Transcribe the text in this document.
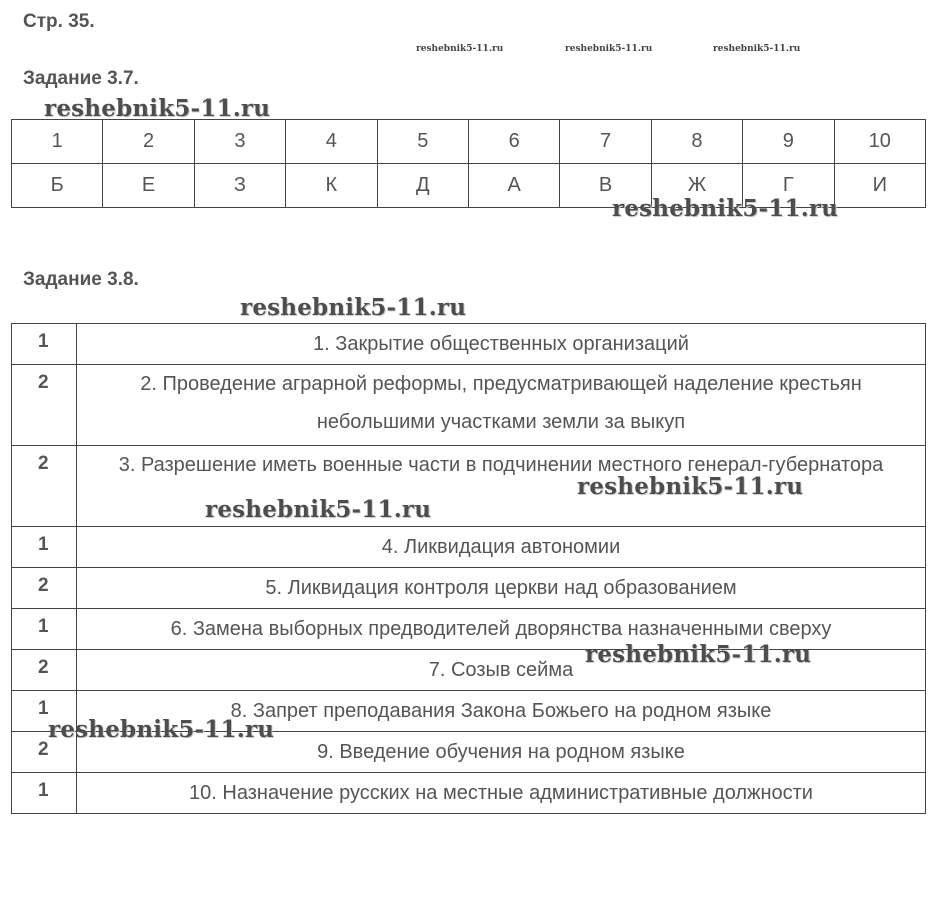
Стр. 35.
reshebnik5-11.ru	reshebnik5-11.ru	reshebnik5-11.ru
Задание 3.7.
reshebnik5-11.ru
1	2	3	4	5	6	7	8	9	10
Б	Е	З	К	Д	А	В	Ж	Г	И
Задание 3.8.
1	1. Закрытие общественных организаций
2	2. Проведение аграрной реформы, предусматривающей наделение крестьян небольшими участками земли за выкуп
2	3. Разрешение иметь военные части в подчинении местного генерал-губернатора
1	4. Ликвидация автономии
2	5. Ликвидация контроля церкви над образованием
1	6. Замена выборных предводителей дворянства назначенными сверху
2	7. Созыв сейма
1	8. Запрет преподавания Закона Божьего на родном языке
2	9. Введение обучения на родном языке
1	10. Назначение русских на местные административные должности
reshebnik5-11.ru
reshebnik5-11.ru
reshebnik5-11.ru
reshebnik5-11.ru
reshebnik5-11.ru
reshebnik5-11.ru
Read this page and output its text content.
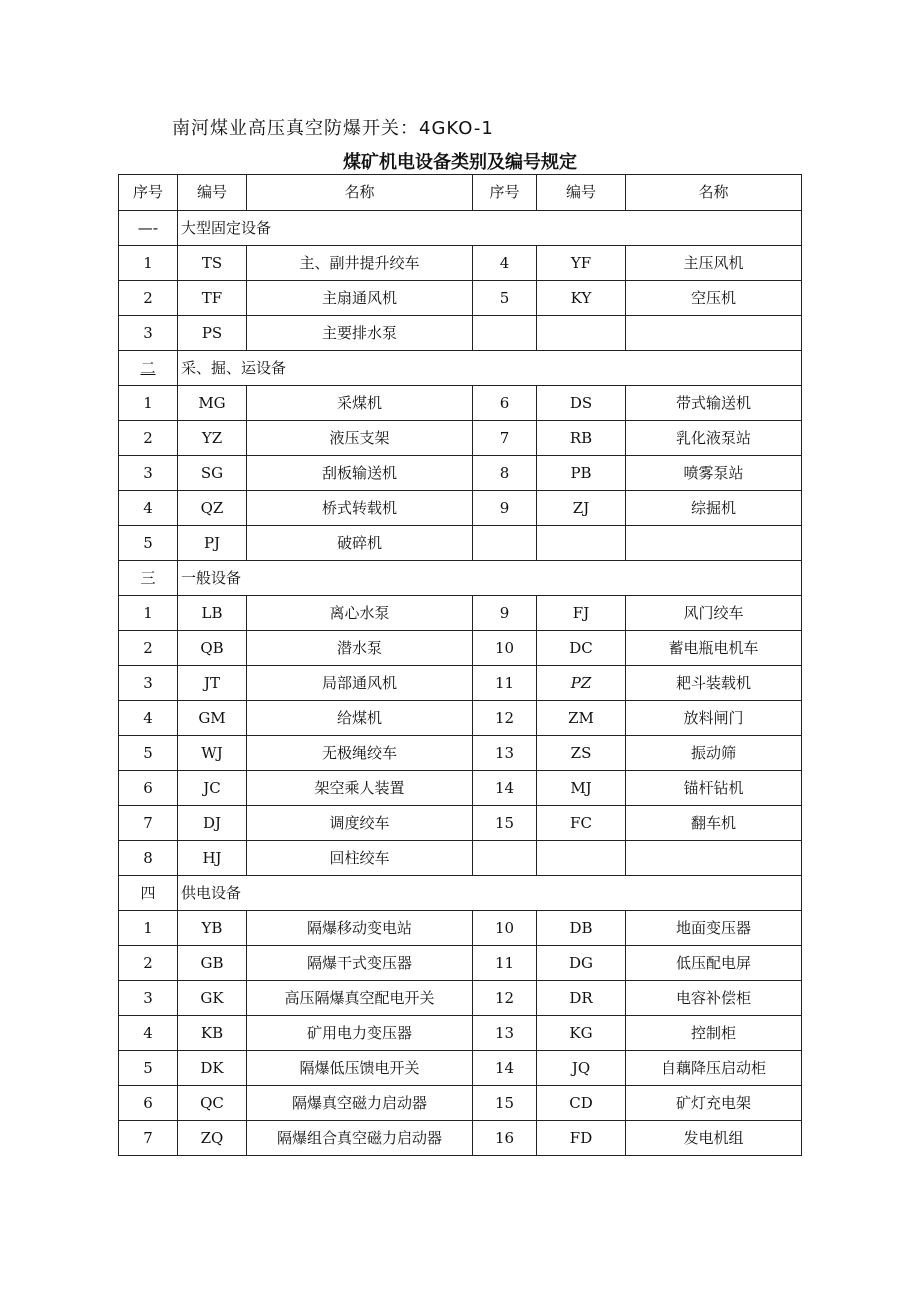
南河煤业高压真空防爆开关：4GKO-1
煤矿机电设备类别及编号规定
序号	编号	名称	序号	编号	名称
—-	大型固定设备				
1	TS	主、副井提升绞车	4	YF	主压风机
2	TF	主扇通风机	5	KY	空压机
3	PS	主要排水泵			
二	采、掘、运设备				
1	MG	采煤机	6	DS	带式输送机
2	YZ	液压支架	7	RB	乳化液泵站
3	SG	刮板输送机	8	PB	喷雾泵站
4	QZ	桥式转载机	9	ZJ	综掘机
5	PJ	破碎机			
三	一般设备				
1	LB	离心水泵	9	FJ	风门绞车
2	QB	潜水泵	10	DC	蓄电瓶电机车
3	JT	局部通风机	11	PZ	耙斗装载机
4	GM	给煤机	12	ZM	放料闸门
5	WJ	无极绳绞车	13	ZS	振动筛
6	JC	架空乘人装置	14	MJ	锚杆钻机
7	DJ	调度绞车	15	FC	翻车机
8	HJ	回柱绞车			
四	供电设备				
1	YB	隔爆移动变电站	10	DB	地面变压器
2	GB	隔爆干式变压器	11	DG	低压配电屏
3	GK	高压隔爆真空配电开关	12	DR	电容补偿柜
4	KB	矿用电力变压器	13	KG	控制柜
5	DK	隔爆低压馈电开关	14	JQ	自藕降压启动柜
6	QC	隔爆真空磁力启动器	15	CD	矿灯充电架
7	ZQ	隔爆组合真空磁力启动器	16	FD	发电机组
○ ○ ○ ○ ○ ○ ○
Retype every record above exactly as written, but leave out the pictures.

[Correct output]
Transcribe the text in this document.
Стр. 35.
reshebnik5-11.ru	reshebnik5-11.ru	reshebnik5-11.ru
Задание 3.7.
reshebnik5-11.ru
1	2	3	4	5	6	7	8	9	10
Б	Е	З	К	Д	А	В	Ж	Г	И
Задание 3.8.
1	1. Закрытие общественных организаций
2	2. Проведение аграрной реформы, предусматривающей наделение крестьян небольшими участками земли за выкуп
2	3. Разрешение иметь военные части в подчинении местного генерал-губернатора
1	4. Ликвидация автономии
2	5. Ликвидация контроля церкви над образованием
1	6. Замена выборных предводителей дворянства назначенными сверху
2	7. Созыв сейма
1	8. Запрет преподавания Закона Божьего на родном языке
2	9. Введение обучения на родном языке
1	10. Назначение русских на местные административные должности
reshebnik5-11.ru
reshebnik5-11.ru
reshebnik5-11.ru
reshebnik5-11.ru
reshebnik5-11.ru
reshebnik5-11.ru
Read this page and output its text content.
南河煤业高压真空防爆开关：4GKO-1
煤矿机电设备类别及编号规定
序号	编号	名称	序号	编号	名称
—-	大型固定设备				
1	TS	主、副井提升绞车	4	YF	主压风机
2	TF	主扇通风机	5	KY	空压机
3	PS	主要排水泵			
二	采、掘、运设备				
1	MG	采煤机	6	DS	带式输送机
2	YZ	液压支架	7	RB	乳化液泵站
3	SG	刮板输送机	8	PB	喷雾泵站
4	QZ	桥式转载机	9	ZJ	综掘机
5	PJ	破碎机			
三	一般设备				
1	LB	离心水泵	9	FJ	风门绞车
2	QB	潜水泵	10	DC	蓄电瓶电机车
3	JT	局部通风机	11	PZ	耙斗装载机
4	GM	给煤机	12	ZM	放料闸门
5	WJ	无极绳绞车	13	ZS	振动筛
6	JC	架空乘人装置	14	MJ	锚杆钻机
7	DJ	调度绞车	15	FC	翻车机
8	HJ	回柱绞车			
四	供电设备				
1	YB	隔爆移动变电站	10	DB	地面变压器
2	GB	隔爆干式变压器	11	DG	低压配电屏
3	GK	高压隔爆真空配电开关	12	DR	电容补偿柜
4	KB	矿用电力变压器	13	KG	控制柜
5	DK	隔爆低压馈电开关	14	JQ	自藕降压启动柜
6	QC	隔爆真空磁力启动器	15	CD	矿灯充电架
7	ZQ	隔爆组合真空磁力启动器	16	FD	发电机组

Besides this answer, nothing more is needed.